Examine the records and identify each line that includes the string "frac". Copy those lines.
** Start of Provided records **
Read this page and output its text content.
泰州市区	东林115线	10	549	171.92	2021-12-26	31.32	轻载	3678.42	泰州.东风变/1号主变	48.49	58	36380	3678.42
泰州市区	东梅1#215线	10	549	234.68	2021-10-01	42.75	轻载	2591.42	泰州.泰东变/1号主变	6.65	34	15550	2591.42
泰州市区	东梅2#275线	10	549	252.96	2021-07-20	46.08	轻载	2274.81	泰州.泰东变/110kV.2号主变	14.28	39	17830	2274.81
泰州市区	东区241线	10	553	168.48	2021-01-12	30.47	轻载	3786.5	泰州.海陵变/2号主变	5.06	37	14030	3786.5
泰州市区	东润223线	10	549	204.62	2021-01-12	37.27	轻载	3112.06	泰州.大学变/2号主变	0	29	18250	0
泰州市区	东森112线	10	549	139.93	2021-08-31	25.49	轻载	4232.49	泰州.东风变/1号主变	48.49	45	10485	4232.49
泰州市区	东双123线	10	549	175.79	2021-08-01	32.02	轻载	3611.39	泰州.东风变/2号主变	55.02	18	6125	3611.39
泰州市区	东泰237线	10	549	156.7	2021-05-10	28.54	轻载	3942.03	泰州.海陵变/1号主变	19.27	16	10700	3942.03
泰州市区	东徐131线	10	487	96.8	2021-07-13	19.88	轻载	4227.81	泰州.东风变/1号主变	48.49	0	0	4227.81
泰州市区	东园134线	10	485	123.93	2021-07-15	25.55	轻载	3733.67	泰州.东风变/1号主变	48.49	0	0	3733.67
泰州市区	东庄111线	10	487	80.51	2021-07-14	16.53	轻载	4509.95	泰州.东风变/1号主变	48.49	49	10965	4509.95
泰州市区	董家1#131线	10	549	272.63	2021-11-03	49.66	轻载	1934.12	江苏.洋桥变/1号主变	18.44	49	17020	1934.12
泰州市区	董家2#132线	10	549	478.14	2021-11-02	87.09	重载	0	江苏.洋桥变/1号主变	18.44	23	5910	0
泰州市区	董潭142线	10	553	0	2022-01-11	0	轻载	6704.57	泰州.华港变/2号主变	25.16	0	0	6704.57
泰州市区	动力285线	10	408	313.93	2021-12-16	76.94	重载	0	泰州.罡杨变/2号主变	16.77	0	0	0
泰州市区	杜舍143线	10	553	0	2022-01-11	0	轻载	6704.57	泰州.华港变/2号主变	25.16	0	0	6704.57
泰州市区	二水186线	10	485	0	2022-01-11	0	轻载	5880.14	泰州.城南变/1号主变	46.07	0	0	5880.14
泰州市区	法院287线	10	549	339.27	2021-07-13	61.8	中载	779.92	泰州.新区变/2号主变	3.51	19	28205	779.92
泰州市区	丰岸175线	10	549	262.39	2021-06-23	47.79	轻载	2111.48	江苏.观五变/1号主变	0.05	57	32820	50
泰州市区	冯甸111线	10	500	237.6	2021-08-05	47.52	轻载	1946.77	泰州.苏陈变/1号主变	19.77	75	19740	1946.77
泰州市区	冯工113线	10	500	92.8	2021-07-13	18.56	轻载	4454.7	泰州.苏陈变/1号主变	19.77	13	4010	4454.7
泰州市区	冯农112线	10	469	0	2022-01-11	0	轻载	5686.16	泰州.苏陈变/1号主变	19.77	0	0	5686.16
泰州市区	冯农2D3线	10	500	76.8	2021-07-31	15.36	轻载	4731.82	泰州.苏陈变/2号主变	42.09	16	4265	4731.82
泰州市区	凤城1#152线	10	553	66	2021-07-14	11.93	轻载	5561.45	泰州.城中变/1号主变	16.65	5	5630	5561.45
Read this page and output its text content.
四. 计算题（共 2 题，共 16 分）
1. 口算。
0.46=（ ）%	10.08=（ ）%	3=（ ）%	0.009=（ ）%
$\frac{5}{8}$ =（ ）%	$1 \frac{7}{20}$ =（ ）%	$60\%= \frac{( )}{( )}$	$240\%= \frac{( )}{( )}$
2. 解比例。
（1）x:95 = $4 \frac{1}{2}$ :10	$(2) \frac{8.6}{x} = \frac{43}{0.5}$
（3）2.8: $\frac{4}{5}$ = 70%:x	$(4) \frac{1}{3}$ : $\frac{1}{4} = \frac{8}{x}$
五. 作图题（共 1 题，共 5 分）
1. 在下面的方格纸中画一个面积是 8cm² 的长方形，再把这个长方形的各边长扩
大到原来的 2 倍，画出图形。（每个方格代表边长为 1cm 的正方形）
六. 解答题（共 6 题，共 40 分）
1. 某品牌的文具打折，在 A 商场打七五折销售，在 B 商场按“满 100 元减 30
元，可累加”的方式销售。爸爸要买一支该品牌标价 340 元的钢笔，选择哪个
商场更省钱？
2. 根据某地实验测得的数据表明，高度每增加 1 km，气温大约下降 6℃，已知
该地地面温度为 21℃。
** End of Provided records **
■ **The response**:
$\frac{5}{8}$ =（ ）%	$1 \frac{7}{20}$ =（ ）%	$60\%= \frac{( )}{( )}$	$240\%= \frac{( )}{( )}$
（1）x:95 = $4 \frac{1}{2}$ :10	$(2) \frac{8.6}{x} = \frac{43}{0.5}$
（3）2.8: $\frac{4}{5}$ = 70%:x	$(4) \frac{1}{3}$ : $\frac{1}{4} = \frac{8}{x}$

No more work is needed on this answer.